----- SUPPLIED INFORMATION -----

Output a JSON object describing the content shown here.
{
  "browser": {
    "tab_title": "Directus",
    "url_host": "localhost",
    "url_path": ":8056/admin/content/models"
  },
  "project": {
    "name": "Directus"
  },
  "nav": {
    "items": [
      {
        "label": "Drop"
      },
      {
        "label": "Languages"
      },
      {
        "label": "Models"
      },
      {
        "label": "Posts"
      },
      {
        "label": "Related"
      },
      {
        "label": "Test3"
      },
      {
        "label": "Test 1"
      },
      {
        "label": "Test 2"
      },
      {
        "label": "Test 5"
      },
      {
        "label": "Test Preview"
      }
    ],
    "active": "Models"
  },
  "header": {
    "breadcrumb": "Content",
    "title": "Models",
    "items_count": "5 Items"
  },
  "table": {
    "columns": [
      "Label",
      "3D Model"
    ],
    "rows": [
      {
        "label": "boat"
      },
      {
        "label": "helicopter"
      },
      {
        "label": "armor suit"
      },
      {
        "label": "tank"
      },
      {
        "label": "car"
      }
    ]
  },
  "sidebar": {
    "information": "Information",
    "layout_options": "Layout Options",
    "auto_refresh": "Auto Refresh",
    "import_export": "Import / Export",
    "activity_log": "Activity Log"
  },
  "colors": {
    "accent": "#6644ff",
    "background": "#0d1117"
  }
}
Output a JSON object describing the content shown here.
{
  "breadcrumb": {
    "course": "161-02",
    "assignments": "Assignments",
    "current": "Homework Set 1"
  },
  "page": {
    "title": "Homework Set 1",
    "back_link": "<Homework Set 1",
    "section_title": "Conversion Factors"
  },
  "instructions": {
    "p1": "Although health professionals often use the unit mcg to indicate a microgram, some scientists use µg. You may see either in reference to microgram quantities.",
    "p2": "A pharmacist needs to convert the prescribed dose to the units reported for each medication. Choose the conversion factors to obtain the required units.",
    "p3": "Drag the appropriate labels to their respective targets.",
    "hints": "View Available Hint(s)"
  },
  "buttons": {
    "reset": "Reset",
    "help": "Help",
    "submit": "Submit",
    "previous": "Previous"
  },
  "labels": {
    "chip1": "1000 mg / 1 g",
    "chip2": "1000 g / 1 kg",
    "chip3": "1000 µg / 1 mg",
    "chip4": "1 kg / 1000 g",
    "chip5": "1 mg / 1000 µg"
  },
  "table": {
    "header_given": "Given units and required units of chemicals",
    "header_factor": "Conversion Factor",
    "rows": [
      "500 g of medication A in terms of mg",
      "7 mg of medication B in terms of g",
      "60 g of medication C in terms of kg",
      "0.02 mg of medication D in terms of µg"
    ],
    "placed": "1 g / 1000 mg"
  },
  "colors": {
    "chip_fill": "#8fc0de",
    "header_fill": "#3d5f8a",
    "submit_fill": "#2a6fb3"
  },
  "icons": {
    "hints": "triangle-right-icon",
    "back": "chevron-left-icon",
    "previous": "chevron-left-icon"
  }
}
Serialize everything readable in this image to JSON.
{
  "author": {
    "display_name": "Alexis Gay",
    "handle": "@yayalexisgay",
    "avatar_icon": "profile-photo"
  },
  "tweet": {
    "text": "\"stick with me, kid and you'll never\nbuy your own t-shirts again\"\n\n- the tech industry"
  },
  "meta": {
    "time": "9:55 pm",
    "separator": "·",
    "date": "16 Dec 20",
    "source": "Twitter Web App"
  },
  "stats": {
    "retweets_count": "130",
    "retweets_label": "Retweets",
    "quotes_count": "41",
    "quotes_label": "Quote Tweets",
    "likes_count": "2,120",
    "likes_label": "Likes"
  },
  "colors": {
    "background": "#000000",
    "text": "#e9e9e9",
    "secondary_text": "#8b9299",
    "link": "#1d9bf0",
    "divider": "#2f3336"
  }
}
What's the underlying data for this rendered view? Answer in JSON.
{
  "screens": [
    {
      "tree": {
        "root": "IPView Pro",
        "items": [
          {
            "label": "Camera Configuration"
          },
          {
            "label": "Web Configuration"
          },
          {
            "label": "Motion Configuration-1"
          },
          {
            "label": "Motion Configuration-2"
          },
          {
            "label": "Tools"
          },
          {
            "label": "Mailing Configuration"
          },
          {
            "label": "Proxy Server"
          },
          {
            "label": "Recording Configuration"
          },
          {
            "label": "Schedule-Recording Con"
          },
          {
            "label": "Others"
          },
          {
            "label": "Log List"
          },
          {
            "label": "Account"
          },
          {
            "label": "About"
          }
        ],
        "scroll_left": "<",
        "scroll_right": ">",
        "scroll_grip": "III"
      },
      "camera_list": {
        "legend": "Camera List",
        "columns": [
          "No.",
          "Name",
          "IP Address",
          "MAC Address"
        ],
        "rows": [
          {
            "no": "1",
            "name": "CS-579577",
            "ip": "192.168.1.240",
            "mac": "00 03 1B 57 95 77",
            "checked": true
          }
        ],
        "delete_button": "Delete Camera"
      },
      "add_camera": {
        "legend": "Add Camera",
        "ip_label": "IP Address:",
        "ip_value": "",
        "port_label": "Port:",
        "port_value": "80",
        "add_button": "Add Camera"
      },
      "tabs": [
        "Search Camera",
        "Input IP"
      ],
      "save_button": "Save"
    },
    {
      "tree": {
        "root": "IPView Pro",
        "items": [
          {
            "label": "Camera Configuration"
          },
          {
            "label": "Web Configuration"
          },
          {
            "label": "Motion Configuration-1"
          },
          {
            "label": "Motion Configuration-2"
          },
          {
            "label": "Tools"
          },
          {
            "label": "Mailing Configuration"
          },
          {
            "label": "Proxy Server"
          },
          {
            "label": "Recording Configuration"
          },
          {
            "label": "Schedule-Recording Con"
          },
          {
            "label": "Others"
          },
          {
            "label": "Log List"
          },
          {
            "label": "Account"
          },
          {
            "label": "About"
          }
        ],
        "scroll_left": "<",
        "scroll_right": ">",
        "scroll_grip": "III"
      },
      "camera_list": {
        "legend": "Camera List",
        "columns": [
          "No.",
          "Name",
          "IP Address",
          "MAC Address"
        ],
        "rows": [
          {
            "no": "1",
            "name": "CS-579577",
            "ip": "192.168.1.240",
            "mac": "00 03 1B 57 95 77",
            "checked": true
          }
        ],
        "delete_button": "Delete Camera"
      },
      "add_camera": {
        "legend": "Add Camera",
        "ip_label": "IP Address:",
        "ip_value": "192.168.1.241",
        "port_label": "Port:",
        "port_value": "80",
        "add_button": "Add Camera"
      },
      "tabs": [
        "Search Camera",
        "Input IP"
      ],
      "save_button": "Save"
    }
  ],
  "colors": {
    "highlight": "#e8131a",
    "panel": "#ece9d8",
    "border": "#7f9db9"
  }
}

-----

● **TASK BRIEF**: Output the entries verbatim.

● **EXERCISE OUTPUT**:
Output a JSON object describing the content shown here.
{
  "browser": {
    "tab_title": "Directus",
    "url_host": "localhost",
    "url_path": ":8056/admin/content/models"
  },
  "project": {
    "name": "Directus"
  },
  "nav": {
    "items": [
      {
        "label": "Drop"
      },
      {
        "label": "Languages"
      },
      {
        "label": "Models"
      },
      {
        "label": "Posts"
      },
      {
        "label": "Related"
      },
      {
        "label": "Test3"
      },
      {
        "label": "Test 1"
      },
      {
        "label": "Test 2"
      },
      {
        "label": "Test 5"
      },
      {
        "label": "Test Preview"
      }
    ],
    "active": "Models"
  },
  "header": {
    "breadcrumb": "Content",
    "title": "Models",
    "items_count": "5 Items"
  },
  "table": {
    "columns": [
      "Label",
      "3D Model"
    ],
    "rows": [
      {
        "label": "boat"
      },
      {
        "label": "helicopter"
      },
      {
        "label": "armor suit"
      },
      {
        "label": "tank"
      },
      {
        "label": "car"
      }
    ]
  },
  "sidebar": {
    "information": "Information",
    "layout_options": "Layout Options",
    "auto_refresh": "Auto Refresh",
    "import_export": "Import / Export",
    "activity_log": "Activity Log"
  },
  "colors": {
    "accent": "#6644ff",
    "background": "#0d1117"
  }
}
Output a JSON object describing the content shown here.
{
  "breadcrumb": {
    "course": "161-02",
    "assignments": "Assignments",
    "current": "Homework Set 1"
  },
  "page": {
    "title": "Homework Set 1",
    "back_link": "<Homework Set 1",
    "section_title": "Conversion Factors"
  },
  "instructions": {
    "p1": "Although health professionals often use the unit mcg to indicate a microgram, some scientists use µg. You may see either in reference to microgram quantities.",
    "p2": "A pharmacist needs to convert the prescribed dose to the units reported for each medication. Choose the conversion factors to obtain the required units.",
    "p3": "Drag the appropriate labels to their respective targets.",
    "hints": "View Available Hint(s)"
  },
  "buttons": {
    "reset": "Reset",
    "help": "Help",
    "submit": "Submit",
    "previous": "Previous"
  },
  "labels": {
    "chip1": "1000 mg / 1 g",
    "chip2": "1000 g / 1 kg",
    "chip3": "1000 µg / 1 mg",
    "chip4": "1 kg / 1000 g",
    "chip5": "1 mg / 1000 µg"
  },
  "table": {
    "header_given": "Given units and required units of chemicals",
    "header_factor": "Conversion Factor",
    "rows": [
      "500 g of medication A in terms of mg",
      "7 mg of medication B in terms of g",
      "60 g of medication C in terms of kg",
      "0.02 mg of medication D in terms of µg"
    ],
    "placed": "1 g / 1000 mg"
  },
  "colors": {
    "chip_fill": "#8fc0de",
    "header_fill": "#3d5f8a",
    "submit_fill": "#2a6fb3"
  },
  "icons": {
    "hints": "triangle-right-icon",
    "back": "chevron-left-icon",
    "previous": "chevron-left-icon"
  }
}
Serialize everything readable in this image to JSON.
{
  "author": {
    "display_name": "Alexis Gay",
    "handle": "@yayalexisgay",
    "avatar_icon": "profile-photo"
  },
  "tweet": {
    "text": "\"stick with me, kid and you'll never\nbuy your own t-shirts again\"\n\n- the tech industry"
  },
  "meta": {
    "time": "9:55 pm",
    "separator": "·",
    "date": "16 Dec 20",
    "source": "Twitter Web App"
  },
  "stats": {
    "retweets_count": "130",
    "retweets_label": "Retweets",
    "quotes_count": "41",
    "quotes_label": "Quote Tweets",
    "likes_count": "2,120",
    "likes_label": "Likes"
  },
  "colors": {
    "background": "#000000",
    "text": "#e9e9e9",
    "secondary_text": "#8b9299",
    "link": "#1d9bf0",
    "divider": "#2f3336"
  }
}
What's the underlying data for this rendered view? Answer in JSON.
{
  "screens": [
    {
      "tree": {
        "root": "IPView Pro",
        "items": [
          {
            "label": "Camera Configuration"
          },
          {
            "label": "Web Configuration"
          },
          {
            "label": "Motion Configuration-1"
          },
          {
            "label": "Motion Configuration-2"
          },
          {
            "label": "Tools"
          },
          {
            "label": "Mailing Configuration"
          },
          {
            "label": "Proxy Server"
          },
          {
            "label": "Recording Configuration"
          },
          {
            "label": "Schedule-Recording Con"
          },
          {
            "label": "Others"
          },
          {
            "label": "Log List"
          },
          {
            "label": "Account"
          },
          {
            "label": "About"
          }
        ],
        "scroll_left": "<",
        "scroll_right": ">",
        "scroll_grip": "III"
      },
      "camera_list": {
        "legend": "Camera List",
        "columns": [
          "No.",
          "Name",
          "IP Address",
          "MAC Address"
        ],
        "rows": [
          {
            "no": "1",
            "name": "CS-579577",
            "ip": "192.168.1.240",
            "mac": "00 03 1B 57 95 77",
            "checked": true
          }
        ],
        "delete_button": "Delete Camera"
      },
      "add_camera": {
        "legend": "Add Camera",
        "ip_label": "IP Address:",
        "ip_value": "",
        "port_label": "Port:",
        "port_value": "80",
        "add_button": "Add Camera"
      },
      "tabs": [
        "Search Camera",
        "Input IP"
      ],
      "save_button": "Save"
    },
    {
      "tree": {
        "root": "IPView Pro",
        "items": [
          {
            "label": "Camera Configuration"
          },
          {
            "label": "Web Configuration"
          },
          {
            "label": "Motion Configuration-1"
          },
          {
            "label": "Motion Configuration-2"
          },
          {
            "label": "Tools"
          },
          {
            "label": "Mailing Configuration"
          },
          {
            "label": "Proxy Server"
          },
          {
            "label": "Recording Configuration"
          },
          {
            "label": "Schedule-Recording Con"
          },
          {
            "label": "Others"
          },
          {
            "label": "Log List"
          },
          {
            "label": "Account"
          },
          {
            "label": "About"
          }
        ],
        "scroll_left": "<",
        "scroll_right": ">",
        "scroll_grip": "III"
      },
      "camera_list": {
        "legend": "Camera List",
        "columns": [
          "No.",
          "Name",
          "IP Address",
          "MAC Address"
        ],
        "rows": [
          {
            "no": "1",
            "name": "CS-579577",
            "ip": "192.168.1.240",
            "mac": "00 03 1B 57 95 77",
            "checked": true
          }
        ],
        "delete_button": "Delete Camera"
      },
      "add_camera": {
        "legend": "Add Camera",
        "ip_label": "IP Address:",
        "ip_value": "192.168.1.241",
        "port_label": "Port:",
        "port_value": "80",
        "add_button": "Add Camera"
      },
      "tabs": [
        "Search Camera",
        "Input IP"
      ],
      "save_button": "Save"
    }
  ],
  "colors": {
    "highlight": "#e8131a",
    "panel": "#ece9d8",
    "border": "#7f9db9"
  }
}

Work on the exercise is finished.